-- Start Records for this exercise --
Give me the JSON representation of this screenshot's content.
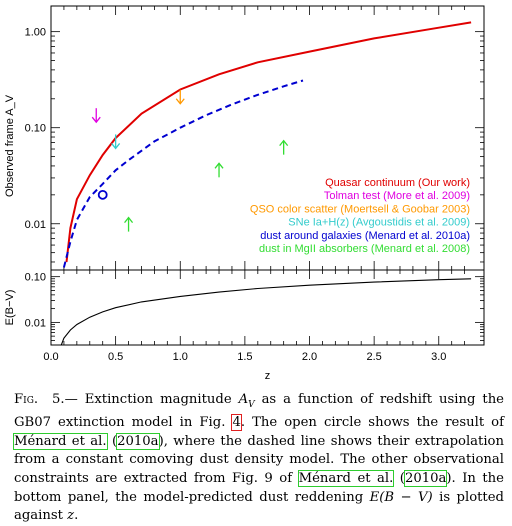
{
  "chart_data": [
    {
      "type": "line",
      "ylabel": "Observed frame A_V",
      "y_scale": "log",
      "xlim": [
        0,
        3.35
      ],
      "ylim": [
        0.0033,
        1.85
      ],
      "y_ticks": [
        0.01,
        0.1,
        1.0
      ],
      "y_tick_labels": [
        "0.01",
        "0.10",
        "1.00"
      ],
      "series": [
        {
          "name": "Quasar continuum (Our work)",
          "color": "#e00000",
          "style": "solid",
          "x": [
            0.12,
            0.15,
            0.2,
            0.3,
            0.4,
            0.5,
            0.7,
            1.0,
            1.3,
            1.6,
            2.0,
            2.5,
            3.0,
            3.25
          ],
          "y": [
            0.004,
            0.009,
            0.018,
            0.032,
            0.052,
            0.078,
            0.14,
            0.25,
            0.36,
            0.48,
            0.62,
            0.85,
            1.1,
            1.25
          ]
        },
        {
          "name": "dust around galaxies (Menard et al. 2010a)",
          "color": "#0000d0",
          "style": "dashed",
          "x": [
            0.1,
            0.15,
            0.2,
            0.3,
            0.4,
            0.5,
            0.6,
            0.8,
            1.0,
            1.2,
            1.4,
            1.6,
            1.8,
            1.95
          ],
          "y": [
            0.0035,
            0.0065,
            0.011,
            0.019,
            0.026,
            0.036,
            0.046,
            0.072,
            0.1,
            0.135,
            0.175,
            0.22,
            0.27,
            0.31
          ]
        }
      ],
      "markers": [
        {
          "kind": "circle",
          "x": 0.4,
          "y": 0.02,
          "color": "#0000d0"
        },
        {
          "kind": "arrow-down",
          "x": 0.35,
          "y": 0.135,
          "color": "#e000e0"
        },
        {
          "kind": "arrow-down",
          "x": 1.0,
          "y": 0.21,
          "color": "#ff9900"
        },
        {
          "kind": "arrow-down",
          "x": 0.5,
          "y": 0.072,
          "color": "#33cccc"
        },
        {
          "kind": "arrow-up",
          "x": 1.3,
          "y": 0.036,
          "color": "#33dd33"
        },
        {
          "kind": "arrow-up",
          "x": 1.8,
          "y": 0.062,
          "color": "#33dd33"
        },
        {
          "kind": "arrow-up",
          "x": 0.6,
          "y": 0.0098,
          "color": "#33dd33"
        }
      ],
      "legend": {
        "placement": "lower-right",
        "entries": [
          {
            "text": "Quasar continuum (Our work)",
            "color": "#e00000"
          },
          {
            "text": "Tolman test (More et al. 2009)",
            "color": "#e000e0"
          },
          {
            "text": "QSO color scatter (Moertsell & Goobar 2003)",
            "color": "#ff9900"
          },
          {
            "text": "SNe Ia+H(z) (Avgoustidis et al. 2009)",
            "color": "#33cccc"
          },
          {
            "text": "dust around galaxies (Menard et al. 2010a)",
            "color": "#0000d0"
          },
          {
            "text": "dust in MgII absorbers (Menard et al. 2008)",
            "color": "#33dd33"
          }
        ]
      }
    },
    {
      "type": "line",
      "ylabel": "E(B−V)",
      "xlabel": "z",
      "y_scale": "log",
      "xlim": [
        0,
        3.35
      ],
      "ylim": [
        0.0032,
        0.14
      ],
      "y_ticks": [
        0.01,
        0.1
      ],
      "y_tick_labels": [
        "0.01",
        "0.10"
      ],
      "x_ticks": [
        0.0,
        0.5,
        1.0,
        1.5,
        2.0,
        2.5,
        3.0
      ],
      "x_tick_labels": [
        "0.0",
        "0.5",
        "1.0",
        "1.5",
        "2.0",
        "2.5",
        "3.0"
      ],
      "series": [
        {
          "name": "E(B-V)",
          "color": "#000000",
          "style": "solid",
          "x": [
            0.08,
            0.1,
            0.15,
            0.2,
            0.3,
            0.4,
            0.5,
            0.7,
            1.0,
            1.3,
            1.6,
            2.0,
            2.5,
            3.0,
            3.25
          ],
          "y": [
            0.0032,
            0.0045,
            0.0068,
            0.009,
            0.013,
            0.017,
            0.021,
            0.028,
            0.037,
            0.046,
            0.055,
            0.065,
            0.076,
            0.086,
            0.09
          ]
        }
      ]
    }
  ],
  "caption": {
    "label": "Fig.",
    "number": "5.—",
    "seg1": " Extinction magnitude ",
    "av": "A",
    "av_sub": "V",
    "seg2": " as a function of redshift using the GB07 extinction model in Fig. ",
    "fig_ref": "4",
    "seg3": ". The open circle shows the result of ",
    "ref1_name": "Ménard et al.",
    "ref1_year": "2010a",
    "seg4": ", where the dashed line shows their extrapolation from a constant comoving dust density model. The other observational constraints are extracted from Fig. 9 of ",
    "ref2_name": "Ménard et al.",
    "ref2_year": "2010a",
    "seg5": ". In the bottom panel, the model-predicted dust reddening ",
    "ebv": "E(B − V)",
    "seg6": " is plotted against ",
    "z": "z",
    "seg7": "."
  }
}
-- End Records for this exercise --
◆ What is asked ◆
Without including any picture, retype the entries exactly.

◆ Written response ◆
Give me the JSON representation of this screenshot's content.
{
  "chart_data": [
    {
      "type": "line",
      "ylabel": "Observed frame A_V",
      "y_scale": "log",
      "xlim": [
        0,
        3.35
      ],
      "ylim": [
        0.0033,
        1.85
      ],
      "y_ticks": [
        0.01,
        0.1,
        1.0
      ],
      "y_tick_labels": [
        "0.01",
        "0.10",
        "1.00"
      ],
      "series": [
        {
          "name": "Quasar continuum (Our work)",
          "color": "#e00000",
          "style": "solid",
          "x": [
            0.12,
            0.15,
            0.2,
            0.3,
            0.4,
            0.5,
            0.7,
            1.0,
            1.3,
            1.6,
            2.0,
            2.5,
            3.0,
            3.25
          ],
          "y": [
            0.004,
            0.009,
            0.018,
            0.032,
            0.052,
            0.078,
            0.14,
            0.25,
            0.36,
            0.48,
            0.62,
            0.85,
            1.1,
            1.25
          ]
        },
        {
          "name": "dust around galaxies (Menard et al. 2010a)",
          "color": "#0000d0",
          "style": "dashed",
          "x": [
            0.1,
            0.15,
            0.2,
            0.3,
            0.4,
            0.5,
            0.6,
            0.8,
            1.0,
            1.2,
            1.4,
            1.6,
            1.8,
            1.95
          ],
          "y": [
            0.0035,
            0.0065,
            0.011,
            0.019,
            0.026,
            0.036,
            0.046,
            0.072,
            0.1,
            0.135,
            0.175,
            0.22,
            0.27,
            0.31
          ]
        }
      ],
      "markers": [
        {
          "kind": "circle",
          "x": 0.4,
          "y": 0.02,
          "color": "#0000d0"
        },
        {
          "kind": "arrow-down",
          "x": 0.35,
          "y": 0.135,
          "color": "#e000e0"
        },
        {
          "kind": "arrow-down",
          "x": 1.0,
          "y": 0.21,
          "color": "#ff9900"
        },
        {
          "kind": "arrow-down",
          "x": 0.5,
          "y": 0.072,
          "color": "#33cccc"
        },
        {
          "kind": "arrow-up",
          "x": 1.3,
          "y": 0.036,
          "color": "#33dd33"
        },
        {
          "kind": "arrow-up",
          "x": 1.8,
          "y": 0.062,
          "color": "#33dd33"
        },
        {
          "kind": "arrow-up",
          "x": 0.6,
          "y": 0.0098,
          "color": "#33dd33"
        }
      ],
      "legend": {
        "placement": "lower-right",
        "entries": [
          {
            "text": "Quasar continuum (Our work)",
            "color": "#e00000"
          },
          {
            "text": "Tolman test (More et al. 2009)",
            "color": "#e000e0"
          },
          {
            "text": "QSO color scatter (Moertsell & Goobar 2003)",
            "color": "#ff9900"
          },
          {
            "text": "SNe Ia+H(z) (Avgoustidis et al. 2009)",
            "color": "#33cccc"
          },
          {
            "text": "dust around galaxies (Menard et al. 2010a)",
            "color": "#0000d0"
          },
          {
            "text": "dust in MgII absorbers (Menard et al. 2008)",
            "color": "#33dd33"
          }
        ]
      }
    },
    {
      "type": "line",
      "ylabel": "E(B−V)",
      "xlabel": "z",
      "y_scale": "log",
      "xlim": [
        0,
        3.35
      ],
      "ylim": [
        0.0032,
        0.14
      ],
      "y_ticks": [
        0.01,
        0.1
      ],
      "y_tick_labels": [
        "0.01",
        "0.10"
      ],
      "x_ticks": [
        0.0,
        0.5,
        1.0,
        1.5,
        2.0,
        2.5,
        3.0
      ],
      "x_tick_labels": [
        "0.0",
        "0.5",
        "1.0",
        "1.5",
        "2.0",
        "2.5",
        "3.0"
      ],
      "series": [
        {
          "name": "E(B-V)",
          "color": "#000000",
          "style": "solid",
          "x": [
            0.08,
            0.1,
            0.15,
            0.2,
            0.3,
            0.4,
            0.5,
            0.7,
            1.0,
            1.3,
            1.6,
            2.0,
            2.5,
            3.0,
            3.25
          ],
          "y": [
            0.0032,
            0.0045,
            0.0068,
            0.009,
            0.013,
            0.017,
            0.021,
            0.028,
            0.037,
            0.046,
            0.055,
            0.065,
            0.076,
            0.086,
            0.09
          ]
        }
      ]
    }
  ],
  "caption": {
    "label": "Fig.",
    "number": "5.—",
    "seg1": " Extinction magnitude ",
    "av": "A",
    "av_sub": "V",
    "seg2": " as a function of redshift using the GB07 extinction model in Fig. ",
    "fig_ref": "4",
    "seg3": ". The open circle shows the result of ",
    "ref1_name": "Ménard et al.",
    "ref1_year": "2010a",
    "seg4": ", where the dashed line shows their extrapolation from a constant comoving dust density model. The other observational constraints are extracted from Fig. 9 of ",
    "ref2_name": "Ménard et al.",
    "ref2_year": "2010a",
    "seg5": ". In the bottom panel, the model-predicted dust reddening ",
    "ebv": "E(B − V)",
    "seg6": " is plotted against ",
    "z": "z",
    "seg7": "."
  }
}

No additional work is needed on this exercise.